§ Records

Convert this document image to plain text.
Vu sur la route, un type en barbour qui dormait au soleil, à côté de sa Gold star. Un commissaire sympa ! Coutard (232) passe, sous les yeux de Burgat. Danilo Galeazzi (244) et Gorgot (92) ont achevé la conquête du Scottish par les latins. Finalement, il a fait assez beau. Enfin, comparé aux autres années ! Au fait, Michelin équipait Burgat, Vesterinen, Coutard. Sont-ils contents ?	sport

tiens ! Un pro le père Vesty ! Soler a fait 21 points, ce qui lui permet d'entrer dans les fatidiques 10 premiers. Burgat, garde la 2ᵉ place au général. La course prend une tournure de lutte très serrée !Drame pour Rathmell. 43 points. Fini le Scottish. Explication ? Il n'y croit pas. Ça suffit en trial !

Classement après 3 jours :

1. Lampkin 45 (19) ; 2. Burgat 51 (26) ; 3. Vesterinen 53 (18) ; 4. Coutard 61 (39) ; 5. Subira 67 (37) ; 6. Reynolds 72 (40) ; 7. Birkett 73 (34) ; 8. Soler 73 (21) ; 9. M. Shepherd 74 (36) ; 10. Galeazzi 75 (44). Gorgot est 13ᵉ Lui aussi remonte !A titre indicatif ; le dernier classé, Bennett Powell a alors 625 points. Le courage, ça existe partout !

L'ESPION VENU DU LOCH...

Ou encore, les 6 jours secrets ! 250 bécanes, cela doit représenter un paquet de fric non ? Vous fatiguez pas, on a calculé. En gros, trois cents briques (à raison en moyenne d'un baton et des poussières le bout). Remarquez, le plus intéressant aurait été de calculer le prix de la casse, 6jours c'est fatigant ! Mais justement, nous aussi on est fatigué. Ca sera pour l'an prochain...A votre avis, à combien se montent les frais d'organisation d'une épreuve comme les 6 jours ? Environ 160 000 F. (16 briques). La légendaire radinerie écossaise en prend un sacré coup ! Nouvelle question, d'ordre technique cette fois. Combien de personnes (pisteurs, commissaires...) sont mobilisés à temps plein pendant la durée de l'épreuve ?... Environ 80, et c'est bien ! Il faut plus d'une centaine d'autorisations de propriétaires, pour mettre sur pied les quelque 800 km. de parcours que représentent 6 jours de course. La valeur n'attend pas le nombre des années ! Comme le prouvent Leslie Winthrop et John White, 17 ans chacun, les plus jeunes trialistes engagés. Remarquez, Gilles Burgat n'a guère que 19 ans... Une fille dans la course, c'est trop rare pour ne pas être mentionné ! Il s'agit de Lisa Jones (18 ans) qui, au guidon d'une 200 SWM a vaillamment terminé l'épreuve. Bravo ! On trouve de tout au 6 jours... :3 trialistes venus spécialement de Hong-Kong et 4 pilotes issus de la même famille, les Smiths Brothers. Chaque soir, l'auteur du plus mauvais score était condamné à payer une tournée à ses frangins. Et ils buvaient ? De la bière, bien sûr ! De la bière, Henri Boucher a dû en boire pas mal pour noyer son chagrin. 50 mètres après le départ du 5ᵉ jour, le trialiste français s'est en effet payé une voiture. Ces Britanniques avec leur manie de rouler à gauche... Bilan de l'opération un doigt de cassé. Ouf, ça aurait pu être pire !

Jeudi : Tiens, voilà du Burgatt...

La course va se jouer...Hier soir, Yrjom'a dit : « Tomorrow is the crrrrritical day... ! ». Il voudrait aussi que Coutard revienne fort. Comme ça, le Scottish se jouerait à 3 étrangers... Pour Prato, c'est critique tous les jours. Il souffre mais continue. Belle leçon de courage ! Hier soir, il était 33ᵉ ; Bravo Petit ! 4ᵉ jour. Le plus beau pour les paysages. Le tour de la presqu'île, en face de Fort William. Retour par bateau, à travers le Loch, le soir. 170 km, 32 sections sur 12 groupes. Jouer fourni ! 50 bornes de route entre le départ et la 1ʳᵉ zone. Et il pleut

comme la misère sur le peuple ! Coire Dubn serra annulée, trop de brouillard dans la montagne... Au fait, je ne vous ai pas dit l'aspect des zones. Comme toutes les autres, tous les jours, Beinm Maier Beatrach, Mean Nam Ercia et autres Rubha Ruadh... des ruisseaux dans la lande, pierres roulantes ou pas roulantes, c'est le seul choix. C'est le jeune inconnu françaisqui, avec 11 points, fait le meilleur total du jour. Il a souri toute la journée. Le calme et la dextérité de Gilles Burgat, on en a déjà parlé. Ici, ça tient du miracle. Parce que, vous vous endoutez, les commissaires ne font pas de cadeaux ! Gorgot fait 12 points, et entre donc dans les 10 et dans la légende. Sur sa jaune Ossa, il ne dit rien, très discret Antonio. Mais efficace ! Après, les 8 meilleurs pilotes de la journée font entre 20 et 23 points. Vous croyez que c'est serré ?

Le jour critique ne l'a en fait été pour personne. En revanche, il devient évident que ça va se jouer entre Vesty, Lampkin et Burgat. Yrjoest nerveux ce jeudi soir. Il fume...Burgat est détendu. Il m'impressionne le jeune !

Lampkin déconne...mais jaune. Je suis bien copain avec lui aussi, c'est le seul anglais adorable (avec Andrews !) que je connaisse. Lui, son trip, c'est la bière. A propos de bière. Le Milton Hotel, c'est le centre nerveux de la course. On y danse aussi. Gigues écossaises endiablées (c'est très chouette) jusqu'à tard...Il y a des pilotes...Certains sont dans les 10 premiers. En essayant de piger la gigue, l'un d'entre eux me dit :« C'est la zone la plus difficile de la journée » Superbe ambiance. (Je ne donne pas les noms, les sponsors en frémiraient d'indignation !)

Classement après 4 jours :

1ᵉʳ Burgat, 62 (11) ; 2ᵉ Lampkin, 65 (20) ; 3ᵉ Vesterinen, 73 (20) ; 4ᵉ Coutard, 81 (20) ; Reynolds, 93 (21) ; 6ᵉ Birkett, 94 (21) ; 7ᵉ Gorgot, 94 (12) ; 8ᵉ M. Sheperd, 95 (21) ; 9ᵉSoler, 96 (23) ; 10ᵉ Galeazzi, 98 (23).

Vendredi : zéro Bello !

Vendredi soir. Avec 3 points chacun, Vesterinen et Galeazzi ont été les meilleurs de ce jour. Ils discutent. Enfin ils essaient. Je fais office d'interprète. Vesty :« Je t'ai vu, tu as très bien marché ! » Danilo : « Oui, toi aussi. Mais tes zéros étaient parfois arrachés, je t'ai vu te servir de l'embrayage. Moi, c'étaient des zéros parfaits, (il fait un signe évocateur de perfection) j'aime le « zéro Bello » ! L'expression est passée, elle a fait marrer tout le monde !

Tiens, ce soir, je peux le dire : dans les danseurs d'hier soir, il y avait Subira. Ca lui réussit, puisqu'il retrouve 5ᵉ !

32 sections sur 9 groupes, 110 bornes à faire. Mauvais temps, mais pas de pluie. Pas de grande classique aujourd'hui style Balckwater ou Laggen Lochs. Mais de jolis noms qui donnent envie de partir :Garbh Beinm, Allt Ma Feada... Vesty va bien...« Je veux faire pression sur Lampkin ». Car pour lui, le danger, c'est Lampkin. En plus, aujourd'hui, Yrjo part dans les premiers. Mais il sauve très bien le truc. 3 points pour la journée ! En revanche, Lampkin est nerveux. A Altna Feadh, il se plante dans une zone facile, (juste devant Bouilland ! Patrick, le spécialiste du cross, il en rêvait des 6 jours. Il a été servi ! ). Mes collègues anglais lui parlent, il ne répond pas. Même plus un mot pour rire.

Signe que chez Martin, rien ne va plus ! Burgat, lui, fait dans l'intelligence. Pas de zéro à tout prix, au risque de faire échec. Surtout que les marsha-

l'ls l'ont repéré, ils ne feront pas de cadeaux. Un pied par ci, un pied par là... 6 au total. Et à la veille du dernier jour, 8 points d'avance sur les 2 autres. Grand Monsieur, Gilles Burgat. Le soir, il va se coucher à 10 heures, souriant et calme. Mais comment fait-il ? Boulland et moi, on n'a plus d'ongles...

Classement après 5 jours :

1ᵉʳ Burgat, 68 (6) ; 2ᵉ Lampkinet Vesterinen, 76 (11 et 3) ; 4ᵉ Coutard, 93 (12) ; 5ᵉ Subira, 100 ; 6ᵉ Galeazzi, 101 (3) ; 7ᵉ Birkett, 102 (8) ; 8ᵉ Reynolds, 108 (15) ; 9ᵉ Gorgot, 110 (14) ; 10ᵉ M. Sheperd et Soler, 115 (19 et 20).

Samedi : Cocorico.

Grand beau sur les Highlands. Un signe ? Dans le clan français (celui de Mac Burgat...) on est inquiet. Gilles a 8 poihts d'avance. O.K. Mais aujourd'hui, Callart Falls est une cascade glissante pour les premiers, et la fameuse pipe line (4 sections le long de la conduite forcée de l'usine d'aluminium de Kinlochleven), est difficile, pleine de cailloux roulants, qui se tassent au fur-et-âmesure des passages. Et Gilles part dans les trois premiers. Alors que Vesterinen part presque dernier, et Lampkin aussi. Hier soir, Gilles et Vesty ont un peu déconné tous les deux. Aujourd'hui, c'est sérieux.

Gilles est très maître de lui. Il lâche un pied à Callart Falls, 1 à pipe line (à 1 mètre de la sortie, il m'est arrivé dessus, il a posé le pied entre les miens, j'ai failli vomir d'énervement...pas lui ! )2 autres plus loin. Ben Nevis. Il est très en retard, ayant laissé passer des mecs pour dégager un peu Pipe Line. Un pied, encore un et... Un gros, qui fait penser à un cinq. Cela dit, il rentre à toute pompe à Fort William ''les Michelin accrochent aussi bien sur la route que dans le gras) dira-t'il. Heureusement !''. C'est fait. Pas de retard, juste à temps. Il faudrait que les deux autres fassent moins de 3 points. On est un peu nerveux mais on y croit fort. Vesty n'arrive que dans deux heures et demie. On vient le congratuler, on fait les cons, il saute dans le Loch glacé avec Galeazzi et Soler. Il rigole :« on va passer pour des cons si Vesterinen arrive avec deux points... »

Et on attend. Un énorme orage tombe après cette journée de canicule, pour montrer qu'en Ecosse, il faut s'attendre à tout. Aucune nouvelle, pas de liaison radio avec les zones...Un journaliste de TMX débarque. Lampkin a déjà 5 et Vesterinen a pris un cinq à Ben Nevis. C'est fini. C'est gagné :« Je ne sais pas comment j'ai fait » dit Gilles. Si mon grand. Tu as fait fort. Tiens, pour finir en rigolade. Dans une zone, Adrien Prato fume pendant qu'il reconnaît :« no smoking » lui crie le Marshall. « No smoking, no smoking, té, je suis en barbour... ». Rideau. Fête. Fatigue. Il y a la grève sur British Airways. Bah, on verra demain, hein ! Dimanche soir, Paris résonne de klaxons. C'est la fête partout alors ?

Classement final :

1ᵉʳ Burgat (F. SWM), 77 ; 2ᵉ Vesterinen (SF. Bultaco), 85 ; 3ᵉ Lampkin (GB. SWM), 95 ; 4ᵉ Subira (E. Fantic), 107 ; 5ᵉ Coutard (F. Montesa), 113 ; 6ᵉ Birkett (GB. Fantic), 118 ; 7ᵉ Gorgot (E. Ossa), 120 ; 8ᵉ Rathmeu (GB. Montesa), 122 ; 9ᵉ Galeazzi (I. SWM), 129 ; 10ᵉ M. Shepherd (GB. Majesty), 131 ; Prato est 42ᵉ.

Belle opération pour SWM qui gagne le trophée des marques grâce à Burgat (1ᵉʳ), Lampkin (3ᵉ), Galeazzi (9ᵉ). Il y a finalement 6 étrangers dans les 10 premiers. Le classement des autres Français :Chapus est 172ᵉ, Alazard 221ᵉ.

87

§ PROBLEM DETAILS
Lines containing the word "Vendredi" must all be returned from the material above.

§ WORKED SOLUTION
Vendredi : zéro Bello !
Vendredi soir. Avec 3 points chacun, Vesterinen et Galeazzi ont été les meilleurs de ce jour. Ils discutent. Enfin ils essaient. Je fais office d'interprète. Vesty :« Je t'ai vu, tu as très bien marché ! » Danilo : « Oui, toi aussi. Mais tes zéros étaient parfois arrachés, je t'ai vu te servir de l'embrayage. Moi, c'étaient des zéros parfaits, (il fait un signe évocateur de perfection) j'aime le « zéro Bello » ! L'expression est passée, elle a fait marrer tout le monde !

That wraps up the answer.